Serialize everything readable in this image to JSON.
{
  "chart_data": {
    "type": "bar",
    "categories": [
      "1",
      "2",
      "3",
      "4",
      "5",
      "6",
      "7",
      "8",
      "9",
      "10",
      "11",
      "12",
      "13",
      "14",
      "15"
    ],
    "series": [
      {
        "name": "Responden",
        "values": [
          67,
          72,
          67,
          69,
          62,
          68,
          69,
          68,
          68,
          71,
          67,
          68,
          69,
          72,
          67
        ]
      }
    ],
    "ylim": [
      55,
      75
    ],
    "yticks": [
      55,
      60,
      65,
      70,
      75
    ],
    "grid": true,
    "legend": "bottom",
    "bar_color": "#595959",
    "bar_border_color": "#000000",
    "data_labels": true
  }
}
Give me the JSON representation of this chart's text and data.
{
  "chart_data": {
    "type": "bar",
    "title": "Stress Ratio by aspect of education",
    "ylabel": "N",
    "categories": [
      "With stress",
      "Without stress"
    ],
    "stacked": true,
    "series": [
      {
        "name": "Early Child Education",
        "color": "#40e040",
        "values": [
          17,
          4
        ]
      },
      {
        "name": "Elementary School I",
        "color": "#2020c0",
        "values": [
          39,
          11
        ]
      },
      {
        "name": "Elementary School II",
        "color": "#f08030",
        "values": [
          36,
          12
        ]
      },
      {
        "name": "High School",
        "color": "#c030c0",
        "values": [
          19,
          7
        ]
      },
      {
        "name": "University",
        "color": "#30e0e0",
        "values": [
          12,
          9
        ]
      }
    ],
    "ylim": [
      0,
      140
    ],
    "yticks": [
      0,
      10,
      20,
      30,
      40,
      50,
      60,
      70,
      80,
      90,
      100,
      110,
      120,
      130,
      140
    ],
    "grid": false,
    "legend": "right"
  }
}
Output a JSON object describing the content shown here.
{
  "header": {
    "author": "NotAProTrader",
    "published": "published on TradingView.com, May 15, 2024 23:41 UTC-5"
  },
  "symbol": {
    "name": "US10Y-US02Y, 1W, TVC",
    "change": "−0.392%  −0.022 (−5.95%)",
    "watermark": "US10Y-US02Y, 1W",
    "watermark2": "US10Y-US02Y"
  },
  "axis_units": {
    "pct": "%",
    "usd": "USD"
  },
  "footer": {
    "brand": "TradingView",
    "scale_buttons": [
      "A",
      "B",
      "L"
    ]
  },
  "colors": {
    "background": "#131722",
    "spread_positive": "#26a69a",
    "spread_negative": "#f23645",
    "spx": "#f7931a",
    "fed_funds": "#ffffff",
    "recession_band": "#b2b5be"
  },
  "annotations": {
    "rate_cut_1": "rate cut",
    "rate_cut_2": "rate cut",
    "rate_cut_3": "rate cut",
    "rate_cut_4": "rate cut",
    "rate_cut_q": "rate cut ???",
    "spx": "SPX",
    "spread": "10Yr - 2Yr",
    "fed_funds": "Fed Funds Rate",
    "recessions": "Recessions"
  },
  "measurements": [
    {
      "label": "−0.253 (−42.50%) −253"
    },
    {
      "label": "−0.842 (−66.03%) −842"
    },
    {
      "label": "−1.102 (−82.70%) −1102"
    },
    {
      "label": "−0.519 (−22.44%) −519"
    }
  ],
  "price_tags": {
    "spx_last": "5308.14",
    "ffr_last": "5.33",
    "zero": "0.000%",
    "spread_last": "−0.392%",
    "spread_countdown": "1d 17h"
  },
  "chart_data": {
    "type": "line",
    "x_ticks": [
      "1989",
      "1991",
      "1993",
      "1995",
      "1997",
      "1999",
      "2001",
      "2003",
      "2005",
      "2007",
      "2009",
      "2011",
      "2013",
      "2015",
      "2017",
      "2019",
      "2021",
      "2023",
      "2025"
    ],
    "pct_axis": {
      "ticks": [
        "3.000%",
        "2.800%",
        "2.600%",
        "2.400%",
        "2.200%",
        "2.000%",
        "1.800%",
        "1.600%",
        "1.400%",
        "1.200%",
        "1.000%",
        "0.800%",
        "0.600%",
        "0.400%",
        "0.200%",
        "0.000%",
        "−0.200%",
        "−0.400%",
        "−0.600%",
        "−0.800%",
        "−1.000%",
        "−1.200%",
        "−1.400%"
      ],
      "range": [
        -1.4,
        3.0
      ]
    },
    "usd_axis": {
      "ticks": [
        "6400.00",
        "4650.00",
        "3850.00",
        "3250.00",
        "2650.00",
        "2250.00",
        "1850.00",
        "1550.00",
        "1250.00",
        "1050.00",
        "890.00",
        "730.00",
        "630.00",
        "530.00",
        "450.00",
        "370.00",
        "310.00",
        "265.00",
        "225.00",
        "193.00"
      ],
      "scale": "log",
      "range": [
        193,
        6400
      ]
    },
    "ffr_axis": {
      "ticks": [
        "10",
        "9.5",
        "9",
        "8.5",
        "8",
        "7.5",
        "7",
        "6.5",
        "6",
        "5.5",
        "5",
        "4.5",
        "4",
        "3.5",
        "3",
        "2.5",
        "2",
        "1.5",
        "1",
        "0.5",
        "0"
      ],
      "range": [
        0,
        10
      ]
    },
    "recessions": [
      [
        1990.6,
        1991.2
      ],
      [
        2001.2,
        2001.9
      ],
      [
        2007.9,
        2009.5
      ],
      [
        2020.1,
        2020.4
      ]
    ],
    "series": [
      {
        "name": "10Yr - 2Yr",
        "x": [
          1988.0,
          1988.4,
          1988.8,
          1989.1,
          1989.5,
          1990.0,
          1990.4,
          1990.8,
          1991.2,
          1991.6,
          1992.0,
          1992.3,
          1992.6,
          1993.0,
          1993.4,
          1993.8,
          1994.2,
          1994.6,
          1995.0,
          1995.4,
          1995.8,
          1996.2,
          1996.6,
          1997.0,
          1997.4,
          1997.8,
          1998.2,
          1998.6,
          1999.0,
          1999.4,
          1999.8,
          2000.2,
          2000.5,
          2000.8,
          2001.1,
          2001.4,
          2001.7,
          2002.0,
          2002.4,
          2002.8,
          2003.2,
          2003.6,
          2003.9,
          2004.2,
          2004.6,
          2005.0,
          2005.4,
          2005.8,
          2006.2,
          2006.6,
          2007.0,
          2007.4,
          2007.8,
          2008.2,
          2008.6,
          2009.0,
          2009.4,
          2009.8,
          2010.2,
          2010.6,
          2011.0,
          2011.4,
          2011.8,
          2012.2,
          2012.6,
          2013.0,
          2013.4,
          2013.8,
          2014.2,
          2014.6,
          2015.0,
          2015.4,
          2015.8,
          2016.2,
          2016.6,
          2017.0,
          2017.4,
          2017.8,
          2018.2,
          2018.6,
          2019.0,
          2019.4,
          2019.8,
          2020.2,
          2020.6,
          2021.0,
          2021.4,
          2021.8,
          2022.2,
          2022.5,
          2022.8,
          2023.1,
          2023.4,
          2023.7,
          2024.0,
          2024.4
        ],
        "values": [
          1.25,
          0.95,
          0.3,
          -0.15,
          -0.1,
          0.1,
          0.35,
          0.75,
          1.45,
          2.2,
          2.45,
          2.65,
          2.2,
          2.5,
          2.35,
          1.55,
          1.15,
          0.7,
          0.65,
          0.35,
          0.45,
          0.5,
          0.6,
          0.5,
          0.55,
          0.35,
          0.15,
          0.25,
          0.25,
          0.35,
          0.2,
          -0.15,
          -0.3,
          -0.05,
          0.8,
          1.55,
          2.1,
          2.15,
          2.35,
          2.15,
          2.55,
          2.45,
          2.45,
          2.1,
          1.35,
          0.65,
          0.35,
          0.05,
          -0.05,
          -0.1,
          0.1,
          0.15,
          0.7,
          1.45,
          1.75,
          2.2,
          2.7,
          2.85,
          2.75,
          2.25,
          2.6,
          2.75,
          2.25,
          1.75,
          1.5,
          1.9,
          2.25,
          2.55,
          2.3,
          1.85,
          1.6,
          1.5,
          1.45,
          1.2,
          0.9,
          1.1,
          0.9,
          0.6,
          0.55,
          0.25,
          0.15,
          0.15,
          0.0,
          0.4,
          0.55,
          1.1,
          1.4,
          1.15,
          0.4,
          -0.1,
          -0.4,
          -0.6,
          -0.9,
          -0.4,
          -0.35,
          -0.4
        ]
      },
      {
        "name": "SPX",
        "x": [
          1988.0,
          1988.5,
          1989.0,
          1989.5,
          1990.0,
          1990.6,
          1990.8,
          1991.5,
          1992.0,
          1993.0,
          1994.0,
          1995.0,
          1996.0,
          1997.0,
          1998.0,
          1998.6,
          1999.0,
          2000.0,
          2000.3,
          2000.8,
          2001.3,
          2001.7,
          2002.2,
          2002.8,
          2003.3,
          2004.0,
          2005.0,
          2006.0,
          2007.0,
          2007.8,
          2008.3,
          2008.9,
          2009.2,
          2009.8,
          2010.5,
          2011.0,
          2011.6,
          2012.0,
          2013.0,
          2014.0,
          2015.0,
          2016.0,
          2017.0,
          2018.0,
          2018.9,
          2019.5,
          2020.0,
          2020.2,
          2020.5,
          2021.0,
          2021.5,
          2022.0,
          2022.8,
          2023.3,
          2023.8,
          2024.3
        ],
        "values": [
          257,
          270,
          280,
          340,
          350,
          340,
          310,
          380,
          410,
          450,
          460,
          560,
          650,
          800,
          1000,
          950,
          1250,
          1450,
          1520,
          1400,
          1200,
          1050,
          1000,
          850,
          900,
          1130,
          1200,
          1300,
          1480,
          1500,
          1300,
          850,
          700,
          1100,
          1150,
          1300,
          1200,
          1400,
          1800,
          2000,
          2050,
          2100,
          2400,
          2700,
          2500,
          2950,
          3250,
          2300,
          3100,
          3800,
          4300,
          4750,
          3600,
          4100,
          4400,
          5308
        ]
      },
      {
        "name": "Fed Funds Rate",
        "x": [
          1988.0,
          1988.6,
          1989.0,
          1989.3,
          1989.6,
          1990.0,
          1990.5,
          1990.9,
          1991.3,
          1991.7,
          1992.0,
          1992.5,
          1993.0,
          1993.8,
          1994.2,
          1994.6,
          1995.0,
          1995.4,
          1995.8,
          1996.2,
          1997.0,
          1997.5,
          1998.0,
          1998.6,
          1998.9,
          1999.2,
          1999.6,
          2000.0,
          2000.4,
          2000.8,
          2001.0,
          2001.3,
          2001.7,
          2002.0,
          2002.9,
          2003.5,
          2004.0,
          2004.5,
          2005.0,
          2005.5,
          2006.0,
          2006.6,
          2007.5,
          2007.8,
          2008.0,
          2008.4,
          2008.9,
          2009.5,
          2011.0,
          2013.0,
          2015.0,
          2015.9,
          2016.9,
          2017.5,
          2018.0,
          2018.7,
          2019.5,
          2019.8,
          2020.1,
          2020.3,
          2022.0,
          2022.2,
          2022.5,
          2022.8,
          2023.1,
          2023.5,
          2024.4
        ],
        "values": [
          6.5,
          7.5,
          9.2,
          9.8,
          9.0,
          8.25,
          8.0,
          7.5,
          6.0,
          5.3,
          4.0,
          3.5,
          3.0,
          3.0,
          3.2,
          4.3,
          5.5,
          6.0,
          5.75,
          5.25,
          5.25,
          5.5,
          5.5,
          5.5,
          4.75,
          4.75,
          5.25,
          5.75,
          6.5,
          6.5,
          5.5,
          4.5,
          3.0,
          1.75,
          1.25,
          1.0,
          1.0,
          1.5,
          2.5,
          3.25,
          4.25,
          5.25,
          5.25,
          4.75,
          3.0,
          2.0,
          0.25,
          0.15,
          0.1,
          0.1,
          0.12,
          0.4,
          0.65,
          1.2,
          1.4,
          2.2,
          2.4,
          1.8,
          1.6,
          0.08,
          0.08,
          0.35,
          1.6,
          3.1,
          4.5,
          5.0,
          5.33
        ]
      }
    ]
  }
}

_Exercise task_. Every line of the listing that holds "name" should be found and copied.

_Exercise output_.
        "name": "Responden",
        "name": "Early Child Education",
        "name": "Elementary School I",
        "name": "Elementary School II",
        "name": "High School",
        "name": "University",
    "name": "US10Y-US02Y, 1W, TVC",
        "name": "10Yr - 2Yr",
        "name": "SPX",
        "name": "Fed Funds Rate",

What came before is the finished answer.